(Recorded data)

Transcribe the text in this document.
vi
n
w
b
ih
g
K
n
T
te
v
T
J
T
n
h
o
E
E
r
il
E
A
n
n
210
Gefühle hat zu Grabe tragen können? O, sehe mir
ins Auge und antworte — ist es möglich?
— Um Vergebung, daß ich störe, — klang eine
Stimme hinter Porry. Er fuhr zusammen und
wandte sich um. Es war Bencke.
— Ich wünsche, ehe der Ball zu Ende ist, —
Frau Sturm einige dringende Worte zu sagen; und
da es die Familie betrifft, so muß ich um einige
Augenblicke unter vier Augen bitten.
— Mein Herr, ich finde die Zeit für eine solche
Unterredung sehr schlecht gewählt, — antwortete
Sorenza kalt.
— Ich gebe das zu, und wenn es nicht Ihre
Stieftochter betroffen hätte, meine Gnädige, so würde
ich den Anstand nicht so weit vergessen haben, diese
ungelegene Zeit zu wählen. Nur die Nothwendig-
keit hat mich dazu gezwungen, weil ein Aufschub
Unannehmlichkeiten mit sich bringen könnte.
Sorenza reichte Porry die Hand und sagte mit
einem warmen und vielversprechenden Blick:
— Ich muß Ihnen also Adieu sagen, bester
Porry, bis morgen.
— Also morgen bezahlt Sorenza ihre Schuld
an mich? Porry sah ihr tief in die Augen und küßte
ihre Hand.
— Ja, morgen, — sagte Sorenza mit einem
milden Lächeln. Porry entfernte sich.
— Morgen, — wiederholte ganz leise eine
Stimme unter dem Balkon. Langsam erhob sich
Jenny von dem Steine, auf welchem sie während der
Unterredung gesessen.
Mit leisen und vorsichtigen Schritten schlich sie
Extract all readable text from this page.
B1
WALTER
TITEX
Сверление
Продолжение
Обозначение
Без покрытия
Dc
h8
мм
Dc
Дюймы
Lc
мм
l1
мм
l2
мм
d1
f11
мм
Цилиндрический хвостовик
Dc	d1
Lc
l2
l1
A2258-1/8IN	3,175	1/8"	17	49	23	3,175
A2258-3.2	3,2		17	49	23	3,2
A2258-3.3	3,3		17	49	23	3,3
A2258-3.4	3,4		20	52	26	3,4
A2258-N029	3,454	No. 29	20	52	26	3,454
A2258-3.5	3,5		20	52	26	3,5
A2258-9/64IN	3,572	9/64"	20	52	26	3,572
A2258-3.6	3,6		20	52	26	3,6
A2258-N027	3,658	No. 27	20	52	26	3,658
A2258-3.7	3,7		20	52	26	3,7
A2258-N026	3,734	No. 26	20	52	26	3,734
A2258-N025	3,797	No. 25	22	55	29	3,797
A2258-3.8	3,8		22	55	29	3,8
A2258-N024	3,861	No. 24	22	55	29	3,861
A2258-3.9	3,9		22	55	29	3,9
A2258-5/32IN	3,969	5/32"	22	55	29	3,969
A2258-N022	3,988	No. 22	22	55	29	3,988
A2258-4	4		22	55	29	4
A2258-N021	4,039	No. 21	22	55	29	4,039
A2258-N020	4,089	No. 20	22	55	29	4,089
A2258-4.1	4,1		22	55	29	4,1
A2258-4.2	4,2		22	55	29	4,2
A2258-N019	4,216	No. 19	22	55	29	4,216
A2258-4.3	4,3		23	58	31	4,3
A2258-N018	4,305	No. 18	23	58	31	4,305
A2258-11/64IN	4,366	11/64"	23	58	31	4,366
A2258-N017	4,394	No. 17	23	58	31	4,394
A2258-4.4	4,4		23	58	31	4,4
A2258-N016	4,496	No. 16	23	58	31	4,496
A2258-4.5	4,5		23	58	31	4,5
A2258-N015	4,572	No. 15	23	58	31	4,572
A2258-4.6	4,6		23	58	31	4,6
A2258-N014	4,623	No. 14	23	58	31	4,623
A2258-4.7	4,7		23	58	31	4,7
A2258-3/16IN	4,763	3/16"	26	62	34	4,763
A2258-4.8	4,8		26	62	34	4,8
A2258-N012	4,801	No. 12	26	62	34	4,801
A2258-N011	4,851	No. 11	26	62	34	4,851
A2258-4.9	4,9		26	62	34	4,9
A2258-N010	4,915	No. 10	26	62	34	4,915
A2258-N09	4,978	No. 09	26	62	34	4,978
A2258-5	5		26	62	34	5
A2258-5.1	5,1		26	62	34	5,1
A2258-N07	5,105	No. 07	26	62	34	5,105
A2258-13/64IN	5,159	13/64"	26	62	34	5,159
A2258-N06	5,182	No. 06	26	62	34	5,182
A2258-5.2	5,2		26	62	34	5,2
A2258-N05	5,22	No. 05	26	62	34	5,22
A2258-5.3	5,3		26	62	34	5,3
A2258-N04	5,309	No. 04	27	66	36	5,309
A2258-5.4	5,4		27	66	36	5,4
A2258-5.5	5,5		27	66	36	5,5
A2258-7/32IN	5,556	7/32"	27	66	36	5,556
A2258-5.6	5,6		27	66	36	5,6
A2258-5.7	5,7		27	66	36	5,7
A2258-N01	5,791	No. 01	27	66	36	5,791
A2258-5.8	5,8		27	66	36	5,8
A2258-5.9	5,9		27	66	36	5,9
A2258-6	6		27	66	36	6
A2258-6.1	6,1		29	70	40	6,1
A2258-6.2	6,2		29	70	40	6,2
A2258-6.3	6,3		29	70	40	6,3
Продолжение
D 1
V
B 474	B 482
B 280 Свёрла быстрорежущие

### Work to be completed
Search the entries for the word "mich" and copy every line that has it.

### Finished answer
keit hat mich dazu gezwungen, weil ein Aufschub
an mich? Porry sah ihr tief in die Augen und küßte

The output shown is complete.